* _Task description_: Repeat the material exactly as it appears.

* _Supplied data_:
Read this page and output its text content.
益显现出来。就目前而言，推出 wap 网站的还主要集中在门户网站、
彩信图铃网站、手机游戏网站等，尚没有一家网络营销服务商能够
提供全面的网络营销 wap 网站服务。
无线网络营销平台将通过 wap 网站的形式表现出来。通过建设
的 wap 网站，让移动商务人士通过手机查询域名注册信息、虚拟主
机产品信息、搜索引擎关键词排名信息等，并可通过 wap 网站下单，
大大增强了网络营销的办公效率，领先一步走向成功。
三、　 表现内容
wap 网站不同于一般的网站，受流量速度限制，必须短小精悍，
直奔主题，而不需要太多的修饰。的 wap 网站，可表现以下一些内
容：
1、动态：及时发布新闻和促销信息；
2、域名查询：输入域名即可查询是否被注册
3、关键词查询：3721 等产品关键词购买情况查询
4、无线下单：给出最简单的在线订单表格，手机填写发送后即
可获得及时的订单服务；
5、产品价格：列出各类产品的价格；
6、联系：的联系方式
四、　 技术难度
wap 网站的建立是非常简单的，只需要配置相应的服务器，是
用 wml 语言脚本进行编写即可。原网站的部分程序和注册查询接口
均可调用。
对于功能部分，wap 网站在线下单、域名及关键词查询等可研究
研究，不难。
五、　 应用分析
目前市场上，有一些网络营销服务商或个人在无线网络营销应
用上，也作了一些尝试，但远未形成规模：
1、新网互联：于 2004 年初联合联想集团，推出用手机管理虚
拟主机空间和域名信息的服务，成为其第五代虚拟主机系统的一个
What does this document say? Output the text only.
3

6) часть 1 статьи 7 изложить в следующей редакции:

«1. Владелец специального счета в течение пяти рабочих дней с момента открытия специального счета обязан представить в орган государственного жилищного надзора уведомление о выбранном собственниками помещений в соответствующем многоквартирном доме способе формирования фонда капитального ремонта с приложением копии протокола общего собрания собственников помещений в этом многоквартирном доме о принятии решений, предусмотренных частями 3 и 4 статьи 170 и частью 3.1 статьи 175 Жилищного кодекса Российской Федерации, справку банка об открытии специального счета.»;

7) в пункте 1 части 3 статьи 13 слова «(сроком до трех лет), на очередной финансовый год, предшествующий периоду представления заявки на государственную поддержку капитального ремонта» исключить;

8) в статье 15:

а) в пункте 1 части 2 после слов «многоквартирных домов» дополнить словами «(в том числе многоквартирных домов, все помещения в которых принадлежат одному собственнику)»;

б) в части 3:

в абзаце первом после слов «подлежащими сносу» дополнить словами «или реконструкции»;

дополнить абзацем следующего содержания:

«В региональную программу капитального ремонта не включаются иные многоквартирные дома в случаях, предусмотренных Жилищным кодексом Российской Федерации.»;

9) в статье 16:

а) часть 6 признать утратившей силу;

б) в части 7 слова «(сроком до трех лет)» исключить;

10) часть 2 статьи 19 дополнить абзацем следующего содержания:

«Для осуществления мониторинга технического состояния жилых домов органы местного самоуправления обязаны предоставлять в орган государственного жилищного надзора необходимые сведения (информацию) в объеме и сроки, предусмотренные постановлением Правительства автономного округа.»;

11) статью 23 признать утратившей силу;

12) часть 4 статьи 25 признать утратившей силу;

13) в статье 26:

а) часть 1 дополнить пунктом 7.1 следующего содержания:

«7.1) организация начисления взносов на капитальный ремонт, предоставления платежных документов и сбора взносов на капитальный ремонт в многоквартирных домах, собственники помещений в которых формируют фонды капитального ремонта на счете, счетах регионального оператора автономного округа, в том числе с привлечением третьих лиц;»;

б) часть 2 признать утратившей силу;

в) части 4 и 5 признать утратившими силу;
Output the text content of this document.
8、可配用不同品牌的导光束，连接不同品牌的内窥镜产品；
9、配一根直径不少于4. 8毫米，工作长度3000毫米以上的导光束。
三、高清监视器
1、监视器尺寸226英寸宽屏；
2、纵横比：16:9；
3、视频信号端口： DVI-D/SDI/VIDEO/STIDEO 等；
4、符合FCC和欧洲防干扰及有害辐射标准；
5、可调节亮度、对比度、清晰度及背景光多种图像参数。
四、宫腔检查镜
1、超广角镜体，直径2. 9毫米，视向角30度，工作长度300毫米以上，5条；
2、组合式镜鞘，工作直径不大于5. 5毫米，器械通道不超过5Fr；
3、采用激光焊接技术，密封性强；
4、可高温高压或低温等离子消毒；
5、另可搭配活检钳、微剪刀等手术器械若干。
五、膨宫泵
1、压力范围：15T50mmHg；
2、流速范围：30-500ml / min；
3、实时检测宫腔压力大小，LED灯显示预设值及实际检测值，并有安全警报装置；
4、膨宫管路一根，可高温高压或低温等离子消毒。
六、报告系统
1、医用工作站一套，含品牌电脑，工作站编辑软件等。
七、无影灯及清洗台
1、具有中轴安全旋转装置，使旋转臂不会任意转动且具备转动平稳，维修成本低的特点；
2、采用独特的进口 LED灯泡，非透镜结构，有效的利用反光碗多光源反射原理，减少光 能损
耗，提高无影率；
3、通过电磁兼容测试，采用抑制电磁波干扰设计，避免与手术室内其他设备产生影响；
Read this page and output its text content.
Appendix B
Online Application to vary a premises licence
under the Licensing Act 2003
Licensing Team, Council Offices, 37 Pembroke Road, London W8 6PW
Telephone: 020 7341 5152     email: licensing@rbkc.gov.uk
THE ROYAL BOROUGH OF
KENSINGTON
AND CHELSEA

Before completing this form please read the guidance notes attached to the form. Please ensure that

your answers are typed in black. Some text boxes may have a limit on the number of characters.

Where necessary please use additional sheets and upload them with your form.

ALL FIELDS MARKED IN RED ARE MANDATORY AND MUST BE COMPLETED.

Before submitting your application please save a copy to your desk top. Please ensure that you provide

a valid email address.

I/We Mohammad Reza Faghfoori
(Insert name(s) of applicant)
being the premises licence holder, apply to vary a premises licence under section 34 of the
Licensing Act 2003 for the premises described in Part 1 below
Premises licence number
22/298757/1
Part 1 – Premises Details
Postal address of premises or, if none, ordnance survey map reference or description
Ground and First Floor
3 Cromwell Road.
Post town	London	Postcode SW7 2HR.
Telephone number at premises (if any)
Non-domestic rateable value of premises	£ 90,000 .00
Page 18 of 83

* _Exercise result_:
Read this page and output its text content.
益显现出来。就目前而言，推出 wap 网站的还主要集中在门户网站、
彩信图铃网站、手机游戏网站等，尚没有一家网络营销服务商能够
提供全面的网络营销 wap 网站服务。
无线网络营销平台将通过 wap 网站的形式表现出来。通过建设
的 wap 网站，让移动商务人士通过手机查询域名注册信息、虚拟主
机产品信息、搜索引擎关键词排名信息等，并可通过 wap 网站下单，
大大增强了网络营销的办公效率，领先一步走向成功。
三、　 表现内容
wap 网站不同于一般的网站，受流量速度限制，必须短小精悍，
直奔主题，而不需要太多的修饰。的 wap 网站，可表现以下一些内
容：
1、动态：及时发布新闻和促销信息；
2、域名查询：输入域名即可查询是否被注册
3、关键词查询：3721 等产品关键词购买情况查询
4、无线下单：给出最简单的在线订单表格，手机填写发送后即
可获得及时的订单服务；
5、产品价格：列出各类产品的价格；
6、联系：的联系方式
四、　 技术难度
wap 网站的建立是非常简单的，只需要配置相应的服务器，是
用 wml 语言脚本进行编写即可。原网站的部分程序和注册查询接口
均可调用。
对于功能部分，wap 网站在线下单、域名及关键词查询等可研究
研究，不难。
五、　 应用分析
目前市场上，有一些网络营销服务商或个人在无线网络营销应
用上，也作了一些尝试，但远未形成规模：
1、新网互联：于 2004 年初联合联想集团，推出用手机管理虚
拟主机空间和域名信息的服务，成为其第五代虚拟主机系统的一个
What does this document say? Output the text only.
3

6) часть 1 статьи 7 изложить в следующей редакции:

«1. Владелец специального счета в течение пяти рабочих дней с момента открытия специального счета обязан представить в орган государственного жилищного надзора уведомление о выбранном собственниками помещений в соответствующем многоквартирном доме способе формирования фонда капитального ремонта с приложением копии протокола общего собрания собственников помещений в этом многоквартирном доме о принятии решений, предусмотренных частями 3 и 4 статьи 170 и частью 3.1 статьи 175 Жилищного кодекса Российской Федерации, справку банка об открытии специального счета.»;

7) в пункте 1 части 3 статьи 13 слова «(сроком до трех лет), на очередной финансовый год, предшествующий периоду представления заявки на государственную поддержку капитального ремонта» исключить;

8) в статье 15:

а) в пункте 1 части 2 после слов «многоквартирных домов» дополнить словами «(в том числе многоквартирных домов, все помещения в которых принадлежат одному собственнику)»;

б) в части 3:

в абзаце первом после слов «подлежащими сносу» дополнить словами «или реконструкции»;

дополнить абзацем следующего содержания:

«В региональную программу капитального ремонта не включаются иные многоквартирные дома в случаях, предусмотренных Жилищным кодексом Российской Федерации.»;

9) в статье 16:

а) часть 6 признать утратившей силу;

б) в части 7 слова «(сроком до трех лет)» исключить;

10) часть 2 статьи 19 дополнить абзацем следующего содержания:

«Для осуществления мониторинга технического состояния жилых домов органы местного самоуправления обязаны предоставлять в орган государственного жилищного надзора необходимые сведения (информацию) в объеме и сроки, предусмотренные постановлением Правительства автономного округа.»;

11) статью 23 признать утратившей силу;

12) часть 4 статьи 25 признать утратившей силу;

13) в статье 26:

а) часть 1 дополнить пунктом 7.1 следующего содержания:

«7.1) организация начисления взносов на капитальный ремонт, предоставления платежных документов и сбора взносов на капитальный ремонт в многоквартирных домах, собственники помещений в которых формируют фонды капитального ремонта на счете, счетах регионального оператора автономного округа, в том числе с привлечением третьих лиц;»;

б) часть 2 признать утратившей силу;

в) части 4 и 5 признать утратившими силу;
Output the text content of this document.
8、可配用不同品牌的导光束，连接不同品牌的内窥镜产品；
9、配一根直径不少于4. 8毫米，工作长度3000毫米以上的导光束。
三、高清监视器
1、监视器尺寸226英寸宽屏；
2、纵横比：16:9；
3、视频信号端口： DVI-D/SDI/VIDEO/STIDEO 等；
4、符合FCC和欧洲防干扰及有害辐射标准；
5、可调节亮度、对比度、清晰度及背景光多种图像参数。
四、宫腔检查镜
1、超广角镜体，直径2. 9毫米，视向角30度，工作长度300毫米以上，5条；
2、组合式镜鞘，工作直径不大于5. 5毫米，器械通道不超过5Fr；
3、采用激光焊接技术，密封性强；
4、可高温高压或低温等离子消毒；
5、另可搭配活检钳、微剪刀等手术器械若干。
五、膨宫泵
1、压力范围：15T50mmHg；
2、流速范围：30-500ml / min；
3、实时检测宫腔压力大小，LED灯显示预设值及实际检测值，并有安全警报装置；
4、膨宫管路一根，可高温高压或低温等离子消毒。
六、报告系统
1、医用工作站一套，含品牌电脑，工作站编辑软件等。
七、无影灯及清洗台
1、具有中轴安全旋转装置，使旋转臂不会任意转动且具备转动平稳，维修成本低的特点；
2、采用独特的进口 LED灯泡，非透镜结构，有效的利用反光碗多光源反射原理，减少光 能损
耗，提高无影率；
3、通过电磁兼容测试，采用抑制电磁波干扰设计，避免与手术室内其他设备产生影响；
Read this page and output its text content.
Appendix B
Online Application to vary a premises licence
under the Licensing Act 2003
Licensing Team, Council Offices, 37 Pembroke Road, London W8 6PW
Telephone: 020 7341 5152     email: licensing@rbkc.gov.uk
THE ROYAL BOROUGH OF
KENSINGTON
AND CHELSEA

Before completing this form please read the guidance notes attached to the form. Please ensure that

your answers are typed in black. Some text boxes may have a limit on the number of characters.

Where necessary please use additional sheets and upload them with your form.

ALL FIELDS MARKED IN RED ARE MANDATORY AND MUST BE COMPLETED.

Before submitting your application please save a copy to your desk top. Please ensure that you provide

a valid email address.

I/We Mohammad Reza Faghfoori
(Insert name(s) of applicant)
being the premises licence holder, apply to vary a premises licence under section 34 of the
Licensing Act 2003 for the premises described in Part 1 below
Premises licence number
22/298757/1
Part 1 – Premises Details
Postal address of premises or, if none, ordnance survey map reference or description
Ground and First Floor
3 Cromwell Road.
Post town	London	Postcode SW7 2HR.
Telephone number at premises (if any)
Non-domestic rateable value of premises	£ 90,000 .00
Page 18 of 83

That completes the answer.